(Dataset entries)
* * * * *

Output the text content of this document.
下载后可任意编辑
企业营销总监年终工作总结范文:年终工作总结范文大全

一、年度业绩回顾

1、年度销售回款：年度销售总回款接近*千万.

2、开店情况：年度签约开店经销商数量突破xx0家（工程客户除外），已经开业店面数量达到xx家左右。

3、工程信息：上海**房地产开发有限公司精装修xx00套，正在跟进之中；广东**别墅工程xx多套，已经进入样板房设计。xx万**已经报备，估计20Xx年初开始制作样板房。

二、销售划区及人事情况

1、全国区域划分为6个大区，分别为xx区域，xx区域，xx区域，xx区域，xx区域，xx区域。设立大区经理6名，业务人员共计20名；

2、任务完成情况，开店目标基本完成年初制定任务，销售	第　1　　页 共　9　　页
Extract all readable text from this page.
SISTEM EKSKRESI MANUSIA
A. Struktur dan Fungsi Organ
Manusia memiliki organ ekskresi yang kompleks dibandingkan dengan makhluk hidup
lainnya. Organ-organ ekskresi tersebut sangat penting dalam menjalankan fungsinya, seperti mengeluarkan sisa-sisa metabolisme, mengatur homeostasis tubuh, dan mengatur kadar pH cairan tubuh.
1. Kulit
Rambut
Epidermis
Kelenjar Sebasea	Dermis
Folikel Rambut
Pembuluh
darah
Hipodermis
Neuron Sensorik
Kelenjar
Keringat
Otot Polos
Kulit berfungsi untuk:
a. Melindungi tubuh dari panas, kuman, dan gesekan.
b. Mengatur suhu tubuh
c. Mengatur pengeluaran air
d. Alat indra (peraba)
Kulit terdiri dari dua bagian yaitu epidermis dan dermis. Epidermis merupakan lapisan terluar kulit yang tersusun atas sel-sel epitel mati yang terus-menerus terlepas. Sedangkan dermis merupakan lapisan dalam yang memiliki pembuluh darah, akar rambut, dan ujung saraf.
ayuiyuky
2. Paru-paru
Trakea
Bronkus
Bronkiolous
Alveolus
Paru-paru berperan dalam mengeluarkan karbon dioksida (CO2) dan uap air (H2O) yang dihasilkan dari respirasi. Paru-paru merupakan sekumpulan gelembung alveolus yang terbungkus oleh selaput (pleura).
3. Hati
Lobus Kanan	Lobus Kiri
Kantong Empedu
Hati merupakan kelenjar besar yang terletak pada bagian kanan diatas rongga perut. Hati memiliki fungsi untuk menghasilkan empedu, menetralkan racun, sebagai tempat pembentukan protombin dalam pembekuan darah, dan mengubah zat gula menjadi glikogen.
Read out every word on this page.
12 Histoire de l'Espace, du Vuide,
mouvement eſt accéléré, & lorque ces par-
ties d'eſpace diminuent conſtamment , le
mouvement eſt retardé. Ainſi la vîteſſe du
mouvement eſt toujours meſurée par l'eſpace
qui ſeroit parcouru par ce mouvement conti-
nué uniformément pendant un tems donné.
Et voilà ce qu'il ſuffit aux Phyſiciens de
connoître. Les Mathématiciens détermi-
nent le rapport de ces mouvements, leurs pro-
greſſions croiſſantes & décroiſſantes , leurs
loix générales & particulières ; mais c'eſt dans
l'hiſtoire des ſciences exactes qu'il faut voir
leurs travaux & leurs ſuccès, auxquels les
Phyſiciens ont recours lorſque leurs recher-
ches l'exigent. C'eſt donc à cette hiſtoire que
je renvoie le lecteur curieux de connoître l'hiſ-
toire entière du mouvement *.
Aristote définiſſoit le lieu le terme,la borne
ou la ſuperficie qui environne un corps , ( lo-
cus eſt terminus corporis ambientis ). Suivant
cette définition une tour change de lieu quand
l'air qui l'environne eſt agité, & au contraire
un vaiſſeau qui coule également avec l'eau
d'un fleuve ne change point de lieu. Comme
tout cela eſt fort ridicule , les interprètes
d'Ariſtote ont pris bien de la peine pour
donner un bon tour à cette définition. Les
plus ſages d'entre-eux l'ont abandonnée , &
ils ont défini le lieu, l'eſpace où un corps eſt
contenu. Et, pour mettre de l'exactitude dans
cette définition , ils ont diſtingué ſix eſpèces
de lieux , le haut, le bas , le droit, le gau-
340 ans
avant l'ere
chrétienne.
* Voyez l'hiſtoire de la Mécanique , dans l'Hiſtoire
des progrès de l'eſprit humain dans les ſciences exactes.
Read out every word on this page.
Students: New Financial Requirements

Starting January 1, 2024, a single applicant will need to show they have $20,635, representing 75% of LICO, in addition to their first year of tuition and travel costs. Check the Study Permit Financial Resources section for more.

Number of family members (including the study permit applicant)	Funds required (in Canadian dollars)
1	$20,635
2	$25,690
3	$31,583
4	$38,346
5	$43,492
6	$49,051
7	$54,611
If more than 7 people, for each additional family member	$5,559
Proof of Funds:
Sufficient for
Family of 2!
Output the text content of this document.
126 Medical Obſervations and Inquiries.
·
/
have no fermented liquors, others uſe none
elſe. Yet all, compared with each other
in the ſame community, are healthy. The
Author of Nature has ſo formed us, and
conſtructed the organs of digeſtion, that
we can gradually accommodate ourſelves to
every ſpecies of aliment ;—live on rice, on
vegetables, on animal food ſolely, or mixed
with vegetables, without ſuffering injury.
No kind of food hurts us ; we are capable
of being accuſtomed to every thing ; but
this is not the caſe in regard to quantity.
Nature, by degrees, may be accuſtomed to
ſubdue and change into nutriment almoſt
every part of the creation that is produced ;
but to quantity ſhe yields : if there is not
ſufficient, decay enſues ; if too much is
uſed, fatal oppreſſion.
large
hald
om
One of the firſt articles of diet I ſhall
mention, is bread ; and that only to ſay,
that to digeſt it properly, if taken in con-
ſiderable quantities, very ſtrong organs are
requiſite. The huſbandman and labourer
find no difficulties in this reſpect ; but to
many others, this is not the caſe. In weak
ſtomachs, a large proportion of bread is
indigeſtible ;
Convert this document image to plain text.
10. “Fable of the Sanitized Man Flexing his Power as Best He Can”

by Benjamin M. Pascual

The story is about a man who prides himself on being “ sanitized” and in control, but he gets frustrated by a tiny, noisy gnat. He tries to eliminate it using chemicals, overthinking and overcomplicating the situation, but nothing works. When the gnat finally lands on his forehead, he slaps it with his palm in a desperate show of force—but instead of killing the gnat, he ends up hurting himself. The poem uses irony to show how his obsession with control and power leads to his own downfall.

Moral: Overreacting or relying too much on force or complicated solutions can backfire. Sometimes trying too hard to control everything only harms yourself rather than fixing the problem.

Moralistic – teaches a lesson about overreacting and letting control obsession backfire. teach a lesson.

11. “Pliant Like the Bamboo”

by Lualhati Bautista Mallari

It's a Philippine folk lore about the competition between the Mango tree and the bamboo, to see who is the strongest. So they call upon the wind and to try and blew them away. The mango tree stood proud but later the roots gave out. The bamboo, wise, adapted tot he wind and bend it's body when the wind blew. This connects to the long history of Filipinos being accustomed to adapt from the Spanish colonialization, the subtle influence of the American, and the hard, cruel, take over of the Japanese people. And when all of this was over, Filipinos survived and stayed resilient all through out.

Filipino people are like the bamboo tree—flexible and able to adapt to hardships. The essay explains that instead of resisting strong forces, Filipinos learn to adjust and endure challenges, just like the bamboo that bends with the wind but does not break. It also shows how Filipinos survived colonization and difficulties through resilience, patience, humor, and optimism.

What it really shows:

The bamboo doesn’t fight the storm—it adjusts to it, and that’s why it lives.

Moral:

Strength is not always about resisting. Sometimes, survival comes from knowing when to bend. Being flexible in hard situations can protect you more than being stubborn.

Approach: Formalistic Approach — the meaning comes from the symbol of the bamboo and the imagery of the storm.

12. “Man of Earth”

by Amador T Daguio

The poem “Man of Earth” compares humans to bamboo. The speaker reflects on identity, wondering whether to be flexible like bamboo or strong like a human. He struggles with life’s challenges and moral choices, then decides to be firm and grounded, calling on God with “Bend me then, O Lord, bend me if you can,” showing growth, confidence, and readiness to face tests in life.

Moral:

* * * * *

**Problem**
Pick out, from the lines above, every one that contains the string "people".

**Written solution**
If more than 7 people, for each additional family member	$5,559
It's a Philippine folk lore about the competition between the Mango tree and the bamboo, to see who is the strongest. So they call upon the wind and to try and blew them away. The mango tree stood proud but later the roots gave out. The bamboo, wise, adapted tot he wind and bend it's body when the wind blew. This connects to the long history of Filipinos being accustomed to adapt from the Spanish colonialization, the subtle influence of the American, and the hard, cruel, take over of the Japanese people. And when all of this was over, Filipinos survived and stayed resilient all through out.
Filipino people are like the bamboo tree—flexible and able to adapt to hardships. The essay explains that instead of resisting strong forces, Filipinos learn to adjust and endure challenges, just like the bamboo that bends with the wind but does not break. It also shows how Filipinos survived colonization and difficulties through resilience, patience, humor, and optimism.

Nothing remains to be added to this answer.